--- Records for the exercise ---
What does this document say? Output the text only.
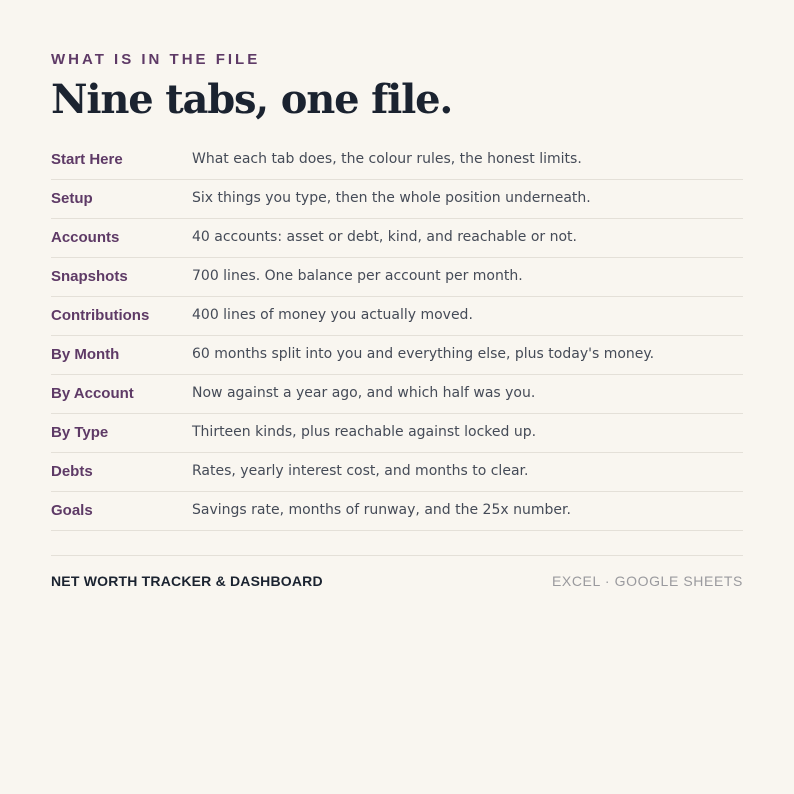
WHAT IS IN THE FILE
Nine tabs, one file.
Start Here	What each tab does, the colour rules, the honest limits.
Setup	Six things you type, then the whole position underneath.
Accounts	40 accounts: asset or debt, kind, and reachable or not.
Snapshots	700 lines. One balance per account per month.
Contributions	400 lines of money you actually moved.
By Month	60 months split into you and everything else, plus today's money.
By Account	Now against a year ago, and which half was you.
By Type	Thirteen kinds, plus reachable against locked up.
Debts	Rates, yearly interest cost, and months to clear.
Goals	Savings rate, months of runway, and the 25x number.
NET WORTH TRACKER & DASHBOARD	EXCEL · GOOGLE SHEETS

--- Your goal ---
Repeat the data exactly in full, omitting its pictures.

--- Reply ---
What does this document say? Output the text only.
WHAT IS IN THE FILE
Nine tabs, one file.
Start Here	What each tab does, the colour rules, the honest limits.
Setup	Six things you type, then the whole position underneath.
Accounts	40 accounts: asset or debt, kind, and reachable or not.
Snapshots	700 lines. One balance per account per month.
Contributions	400 lines of money you actually moved.
By Month	60 months split into you and everything else, plus today's money.
By Account	Now against a year ago, and which half was you.
By Type	Thirteen kinds, plus reachable against locked up.
Debts	Rates, yearly interest cost, and months to clear.
Goals	Savings rate, months of runway, and the 25x number.
NET WORTH TRACKER & DASHBOARD	EXCEL · GOOGLE SHEETS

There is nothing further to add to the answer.